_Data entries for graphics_
● ● ●
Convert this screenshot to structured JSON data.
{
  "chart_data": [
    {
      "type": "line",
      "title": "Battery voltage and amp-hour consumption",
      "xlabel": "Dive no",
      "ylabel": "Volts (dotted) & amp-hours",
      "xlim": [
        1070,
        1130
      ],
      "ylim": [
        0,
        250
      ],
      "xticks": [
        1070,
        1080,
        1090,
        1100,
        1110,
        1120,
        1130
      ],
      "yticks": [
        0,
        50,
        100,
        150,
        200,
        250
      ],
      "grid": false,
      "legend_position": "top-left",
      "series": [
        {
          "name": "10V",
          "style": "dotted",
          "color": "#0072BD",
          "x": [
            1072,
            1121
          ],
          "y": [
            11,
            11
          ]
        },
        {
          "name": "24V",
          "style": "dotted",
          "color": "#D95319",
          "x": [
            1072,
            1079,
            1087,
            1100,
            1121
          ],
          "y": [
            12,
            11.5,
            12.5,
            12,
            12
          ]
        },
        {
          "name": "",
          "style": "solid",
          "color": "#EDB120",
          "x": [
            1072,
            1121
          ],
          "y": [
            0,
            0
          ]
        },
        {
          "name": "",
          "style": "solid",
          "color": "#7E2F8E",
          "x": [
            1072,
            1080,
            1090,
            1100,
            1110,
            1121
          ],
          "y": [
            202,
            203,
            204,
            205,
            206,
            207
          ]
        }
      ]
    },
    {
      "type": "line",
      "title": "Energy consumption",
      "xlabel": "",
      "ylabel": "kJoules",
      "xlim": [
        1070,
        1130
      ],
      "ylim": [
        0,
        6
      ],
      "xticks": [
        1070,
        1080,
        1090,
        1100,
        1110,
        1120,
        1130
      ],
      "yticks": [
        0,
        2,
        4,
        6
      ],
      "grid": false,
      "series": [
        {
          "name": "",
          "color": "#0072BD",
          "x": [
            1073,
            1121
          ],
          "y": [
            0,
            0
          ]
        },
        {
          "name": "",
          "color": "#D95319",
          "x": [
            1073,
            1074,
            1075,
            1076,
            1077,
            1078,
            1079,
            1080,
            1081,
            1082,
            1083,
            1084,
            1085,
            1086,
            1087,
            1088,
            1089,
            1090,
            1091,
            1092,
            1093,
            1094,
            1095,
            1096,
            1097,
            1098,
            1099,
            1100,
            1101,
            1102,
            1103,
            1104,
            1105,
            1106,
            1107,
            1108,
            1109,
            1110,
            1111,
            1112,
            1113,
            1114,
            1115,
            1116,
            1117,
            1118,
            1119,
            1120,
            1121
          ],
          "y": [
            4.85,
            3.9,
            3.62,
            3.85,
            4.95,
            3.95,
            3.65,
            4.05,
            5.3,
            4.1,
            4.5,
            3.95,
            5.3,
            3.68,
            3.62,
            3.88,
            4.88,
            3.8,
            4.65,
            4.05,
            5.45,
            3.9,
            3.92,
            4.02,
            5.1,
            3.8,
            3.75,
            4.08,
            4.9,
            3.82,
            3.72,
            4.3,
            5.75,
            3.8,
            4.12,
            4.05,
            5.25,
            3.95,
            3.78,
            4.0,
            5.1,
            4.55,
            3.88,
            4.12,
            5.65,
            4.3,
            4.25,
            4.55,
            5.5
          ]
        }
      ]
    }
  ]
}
● ● ●
_INSTRUCTIONS FOR THE TASK_
Repeat the material from above exactly, word for word.

_RESPONSE TO THIS EXERCISE_
Convert this screenshot to structured JSON data.
{
  "chart_data": [
    {
      "type": "line",
      "title": "Battery voltage and amp-hour consumption",
      "xlabel": "Dive no",
      "ylabel": "Volts (dotted) & amp-hours",
      "xlim": [
        1070,
        1130
      ],
      "ylim": [
        0,
        250
      ],
      "xticks": [
        1070,
        1080,
        1090,
        1100,
        1110,
        1120,
        1130
      ],
      "yticks": [
        0,
        50,
        100,
        150,
        200,
        250
      ],
      "grid": false,
      "legend_position": "top-left",
      "series": [
        {
          "name": "10V",
          "style": "dotted",
          "color": "#0072BD",
          "x": [
            1072,
            1121
          ],
          "y": [
            11,
            11
          ]
        },
        {
          "name": "24V",
          "style": "dotted",
          "color": "#D95319",
          "x": [
            1072,
            1079,
            1087,
            1100,
            1121
          ],
          "y": [
            12,
            11.5,
            12.5,
            12,
            12
          ]
        },
        {
          "name": "",
          "style": "solid",
          "color": "#EDB120",
          "x": [
            1072,
            1121
          ],
          "y": [
            0,
            0
          ]
        },
        {
          "name": "",
          "style": "solid",
          "color": "#7E2F8E",
          "x": [
            1072,
            1080,
            1090,
            1100,
            1110,
            1121
          ],
          "y": [
            202,
            203,
            204,
            205,
            206,
            207
          ]
        }
      ]
    },
    {
      "type": "line",
      "title": "Energy consumption",
      "xlabel": "",
      "ylabel": "kJoules",
      "xlim": [
        1070,
        1130
      ],
      "ylim": [
        0,
        6
      ],
      "xticks": [
        1070,
        1080,
        1090,
        1100,
        1110,
        1120,
        1130
      ],
      "yticks": [
        0,
        2,
        4,
        6
      ],
      "grid": false,
      "series": [
        {
          "name": "",
          "color": "#0072BD",
          "x": [
            1073,
            1121
          ],
          "y": [
            0,
            0
          ]
        },
        {
          "name": "",
          "color": "#D95319",
          "x": [
            1073,
            1074,
            1075,
            1076,
            1077,
            1078,
            1079,
            1080,
            1081,
            1082,
            1083,
            1084,
            1085,
            1086,
            1087,
            1088,
            1089,
            1090,
            1091,
            1092,
            1093,
            1094,
            1095,
            1096,
            1097,
            1098,
            1099,
            1100,
            1101,
            1102,
            1103,
            1104,
            1105,
            1106,
            1107,
            1108,
            1109,
            1110,
            1111,
            1112,
            1113,
            1114,
            1115,
            1116,
            1117,
            1118,
            1119,
            1120,
            1121
          ],
          "y": [
            4.85,
            3.9,
            3.62,
            3.85,
            4.95,
            3.95,
            3.65,
            4.05,
            5.3,
            4.1,
            4.5,
            3.95,
            5.3,
            3.68,
            3.62,
            3.88,
            4.88,
            3.8,
            4.65,
            4.05,
            5.45,
            3.9,
            3.92,
            4.02,
            5.1,
            3.8,
            3.75,
            4.08,
            4.9,
            3.82,
            3.72,
            4.3,
            5.75,
            3.8,
            4.12,
            4.05,
            5.25,
            3.95,
            3.78,
            4.0,
            5.1,
            4.55,
            3.88,
            4.12,
            5.65,
            4.3,
            4.25,
            4.55,
            5.5
          ]
        }
      ]
    }
  ]
}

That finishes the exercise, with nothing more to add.